___ Data section

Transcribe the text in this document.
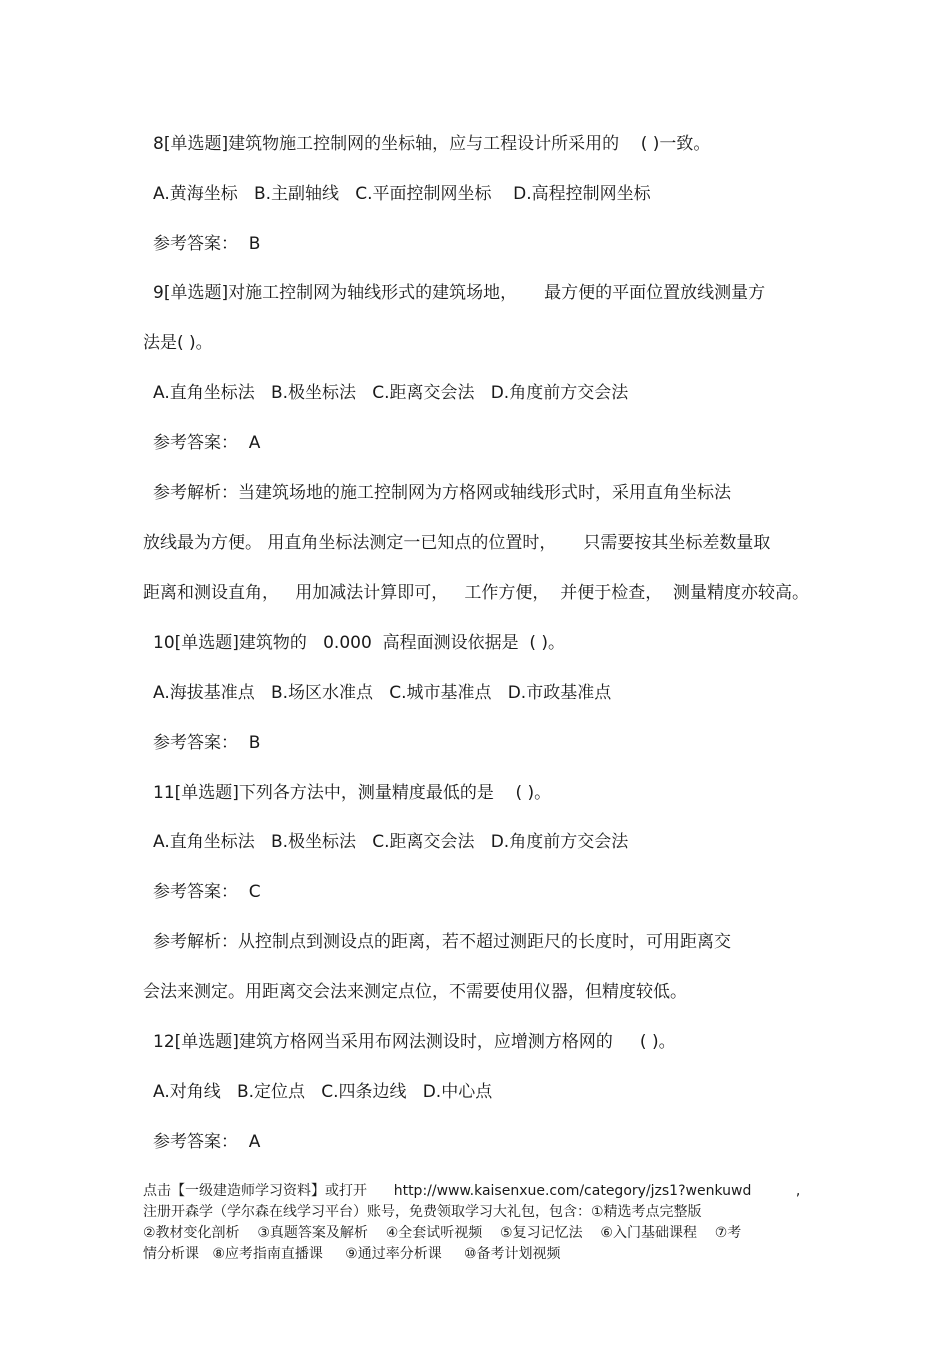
8[单选题]建筑物施工控制网的坐标轴，应与工程设计所采用的    ( )一致。
A.黄海坐标   B.主副轴线   C.平面控制网坐标    D.高程控制网坐标
参考答案：  B
9[单选题]对施工控制网为轴线形式的建筑场地，     最方便的平面位置放线测量方
法是( )。
A.直角坐标法   B.极坐标法   C.距离交会法   D.角度前方交会法
参考答案：  A
参考解析：当建筑场地的施工控制网为方格网或轴线形式时，采用直角坐标法
放线最为方便。 用直角坐标法测定一已知点的位置时，     只需要按其坐标差数量取
距离和测设直角，   用加减法计算即可，   工作方便，  并便于检查，  测量精度亦较高。
10[单选题]建筑物的   0.000  高程面测设依据是  ( )。
A.海拔基准点   B.场区水准点   C.城市基准点   D.市政基准点
参考答案：  B
11[单选题]下列各方法中，测量精度最低的是    ( )。
A.直角坐标法   B.极坐标法   C.距离交会法   D.角度前方交会法
参考答案：  C
参考解析：从控制点到测设点的距离，若不超过测距尺的长度时，可用距离交
会法来测定。用距离交会法来测定点位，不需要使用仪器，但精度较低。
12[单选题]建筑方格网当采用布网法测设时，应增测方格网的     ( )。
A.对角线   B.定位点   C.四条边线   D.中心点
参考答案：  A
点击【一级建造师学习资料】或打开      http://www.kaisenxue.com/category/jzs1?wenkuwd          ,
注册开森学（学尔森在线学习平台）账号，免费领取学习大礼包，包含：①精选考点完整版
②教材变化剖析    ③真题答案及解析    ④全套试听视频    ⑤复习记忆法    ⑥入门基础课程    ⑦考
情分析课   ⑧应考指南直播课     ⑨通过率分析课     ⑩备考计划视频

______

Using the data above, write out every line exactly, leaving the images behind.

Correct output:
Transcribe the text in this document.
8[单选题]建筑物施工控制网的坐标轴，应与工程设计所采用的    ( )一致。
A.黄海坐标   B.主副轴线   C.平面控制网坐标    D.高程控制网坐标
参考答案：  B
9[单选题]对施工控制网为轴线形式的建筑场地，     最方便的平面位置放线测量方
法是( )。
A.直角坐标法   B.极坐标法   C.距离交会法   D.角度前方交会法
参考答案：  A
参考解析：当建筑场地的施工控制网为方格网或轴线形式时，采用直角坐标法
放线最为方便。 用直角坐标法测定一已知点的位置时，     只需要按其坐标差数量取
距离和测设直角，   用加减法计算即可，   工作方便，  并便于检查，  测量精度亦较高。
10[单选题]建筑物的   0.000  高程面测设依据是  ( )。
A.海拔基准点   B.场区水准点   C.城市基准点   D.市政基准点
参考答案：  B
11[单选题]下列各方法中，测量精度最低的是    ( )。
A.直角坐标法   B.极坐标法   C.距离交会法   D.角度前方交会法
参考答案：  C
参考解析：从控制点到测设点的距离，若不超过测距尺的长度时，可用距离交
会法来测定。用距离交会法来测定点位，不需要使用仪器，但精度较低。
12[单选题]建筑方格网当采用布网法测设时，应增测方格网的     ( )。
A.对角线   B.定位点   C.四条边线   D.中心点
参考答案：  A
点击【一级建造师学习资料】或打开      http://www.kaisenxue.com/category/jzs1?wenkuwd          ,
注册开森学（学尔森在线学习平台）账号，免费领取学习大礼包，包含：①精选考点完整版
②教材变化剖析    ③真题答案及解析    ④全套试听视频    ⑤复习记忆法    ⑥入门基础课程    ⑦考
情分析课   ⑧应考指南直播课     ⑨通过率分析课     ⑩备考计划视频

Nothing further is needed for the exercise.